------ Records shown ------
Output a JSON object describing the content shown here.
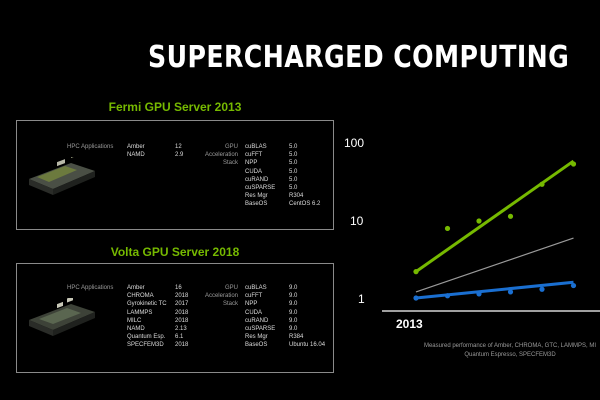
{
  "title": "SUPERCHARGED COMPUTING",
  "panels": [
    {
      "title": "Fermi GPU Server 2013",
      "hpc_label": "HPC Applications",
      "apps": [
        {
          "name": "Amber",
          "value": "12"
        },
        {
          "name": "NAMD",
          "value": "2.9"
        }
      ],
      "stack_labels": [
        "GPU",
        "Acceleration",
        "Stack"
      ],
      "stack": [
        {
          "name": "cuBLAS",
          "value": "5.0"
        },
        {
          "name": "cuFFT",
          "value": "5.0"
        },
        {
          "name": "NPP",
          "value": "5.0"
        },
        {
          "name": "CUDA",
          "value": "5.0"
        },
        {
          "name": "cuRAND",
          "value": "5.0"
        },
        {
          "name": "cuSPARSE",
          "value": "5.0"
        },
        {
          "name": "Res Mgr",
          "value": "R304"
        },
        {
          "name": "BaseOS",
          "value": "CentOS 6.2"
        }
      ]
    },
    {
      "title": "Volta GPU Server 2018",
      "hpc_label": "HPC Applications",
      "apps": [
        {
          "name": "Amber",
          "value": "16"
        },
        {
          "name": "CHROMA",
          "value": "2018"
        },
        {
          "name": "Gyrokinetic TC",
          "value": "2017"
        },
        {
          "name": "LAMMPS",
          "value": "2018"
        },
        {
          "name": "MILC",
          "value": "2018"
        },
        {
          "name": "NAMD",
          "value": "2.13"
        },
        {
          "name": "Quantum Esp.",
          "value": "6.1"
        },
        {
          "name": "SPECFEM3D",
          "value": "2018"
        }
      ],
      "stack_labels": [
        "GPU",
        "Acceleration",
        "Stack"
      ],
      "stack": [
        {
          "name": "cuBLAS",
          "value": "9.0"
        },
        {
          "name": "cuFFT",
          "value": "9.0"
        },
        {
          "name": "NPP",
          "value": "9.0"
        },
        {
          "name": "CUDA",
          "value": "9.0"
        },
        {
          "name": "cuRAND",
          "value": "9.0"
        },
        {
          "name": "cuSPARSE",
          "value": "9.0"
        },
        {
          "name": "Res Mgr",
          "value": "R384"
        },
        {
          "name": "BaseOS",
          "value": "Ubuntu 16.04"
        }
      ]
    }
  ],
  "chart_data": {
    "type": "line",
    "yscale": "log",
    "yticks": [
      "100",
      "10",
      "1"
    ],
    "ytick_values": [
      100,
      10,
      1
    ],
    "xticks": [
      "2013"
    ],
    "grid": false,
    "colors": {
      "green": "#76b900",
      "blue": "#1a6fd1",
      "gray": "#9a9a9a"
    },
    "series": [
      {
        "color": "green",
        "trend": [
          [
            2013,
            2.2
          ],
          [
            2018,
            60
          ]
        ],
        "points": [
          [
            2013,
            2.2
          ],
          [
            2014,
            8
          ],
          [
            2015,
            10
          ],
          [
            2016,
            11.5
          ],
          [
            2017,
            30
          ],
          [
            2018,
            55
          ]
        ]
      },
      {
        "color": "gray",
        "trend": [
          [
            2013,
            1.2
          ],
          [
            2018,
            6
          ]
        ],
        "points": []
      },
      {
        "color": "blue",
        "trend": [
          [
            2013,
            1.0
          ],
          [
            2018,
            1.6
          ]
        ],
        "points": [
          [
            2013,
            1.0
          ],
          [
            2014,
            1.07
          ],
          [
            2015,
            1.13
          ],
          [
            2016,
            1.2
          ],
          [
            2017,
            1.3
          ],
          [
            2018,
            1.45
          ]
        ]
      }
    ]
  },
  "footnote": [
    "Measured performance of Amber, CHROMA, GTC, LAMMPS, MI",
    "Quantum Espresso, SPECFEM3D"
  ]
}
------
## Task brief
Omit every picture while copying the listing above exactly.

## Complete response
Output a JSON object describing the content shown here.
{
  "title": "SUPERCHARGED COMPUTING",
  "panels": [
    {
      "title": "Fermi GPU Server 2013",
      "hpc_label": "HPC Applications",
      "apps": [
        {
          "name": "Amber",
          "value": "12"
        },
        {
          "name": "NAMD",
          "value": "2.9"
        }
      ],
      "stack_labels": [
        "GPU",
        "Acceleration",
        "Stack"
      ],
      "stack": [
        {
          "name": "cuBLAS",
          "value": "5.0"
        },
        {
          "name": "cuFFT",
          "value": "5.0"
        },
        {
          "name": "NPP",
          "value": "5.0"
        },
        {
          "name": "CUDA",
          "value": "5.0"
        },
        {
          "name": "cuRAND",
          "value": "5.0"
        },
        {
          "name": "cuSPARSE",
          "value": "5.0"
        },
        {
          "name": "Res Mgr",
          "value": "R304"
        },
        {
          "name": "BaseOS",
          "value": "CentOS 6.2"
        }
      ]
    },
    {
      "title": "Volta GPU Server 2018",
      "hpc_label": "HPC Applications",
      "apps": [
        {
          "name": "Amber",
          "value": "16"
        },
        {
          "name": "CHROMA",
          "value": "2018"
        },
        {
          "name": "Gyrokinetic TC",
          "value": "2017"
        },
        {
          "name": "LAMMPS",
          "value": "2018"
        },
        {
          "name": "MILC",
          "value": "2018"
        },
        {
          "name": "NAMD",
          "value": "2.13"
        },
        {
          "name": "Quantum Esp.",
          "value": "6.1"
        },
        {
          "name": "SPECFEM3D",
          "value": "2018"
        }
      ],
      "stack_labels": [
        "GPU",
        "Acceleration",
        "Stack"
      ],
      "stack": [
        {
          "name": "cuBLAS",
          "value": "9.0"
        },
        {
          "name": "cuFFT",
          "value": "9.0"
        },
        {
          "name": "NPP",
          "value": "9.0"
        },
        {
          "name": "CUDA",
          "value": "9.0"
        },
        {
          "name": "cuRAND",
          "value": "9.0"
        },
        {
          "name": "cuSPARSE",
          "value": "9.0"
        },
        {
          "name": "Res Mgr",
          "value": "R384"
        },
        {
          "name": "BaseOS",
          "value": "Ubuntu 16.04"
        }
      ]
    }
  ],
  "chart_data": {
    "type": "line",
    "yscale": "log",
    "yticks": [
      "100",
      "10",
      "1"
    ],
    "ytick_values": [
      100,
      10,
      1
    ],
    "xticks": [
      "2013"
    ],
    "grid": false,
    "colors": {
      "green": "#76b900",
      "blue": "#1a6fd1",
      "gray": "#9a9a9a"
    },
    "series": [
      {
        "color": "green",
        "trend": [
          [
            2013,
            2.2
          ],
          [
            2018,
            60
          ]
        ],
        "points": [
          [
            2013,
            2.2
          ],
          [
            2014,
            8
          ],
          [
            2015,
            10
          ],
          [
            2016,
            11.5
          ],
          [
            2017,
            30
          ],
          [
            2018,
            55
          ]
        ]
      },
      {
        "color": "gray",
        "trend": [
          [
            2013,
            1.2
          ],
          [
            2018,
            6
          ]
        ],
        "points": []
      },
      {
        "color": "blue",
        "trend": [
          [
            2013,
            1.0
          ],
          [
            2018,
            1.6
          ]
        ],
        "points": [
          [
            2013,
            1.0
          ],
          [
            2014,
            1.07
          ],
          [
            2015,
            1.13
          ],
          [
            2016,
            1.2
          ],
          [
            2017,
            1.3
          ],
          [
            2018,
            1.45
          ]
        ]
      }
    ]
  },
  "footnote": [
    "Measured performance of Amber, CHROMA, GTC, LAMMPS, MI",
    "Quantum Espresso, SPECFEM3D"
  ]
}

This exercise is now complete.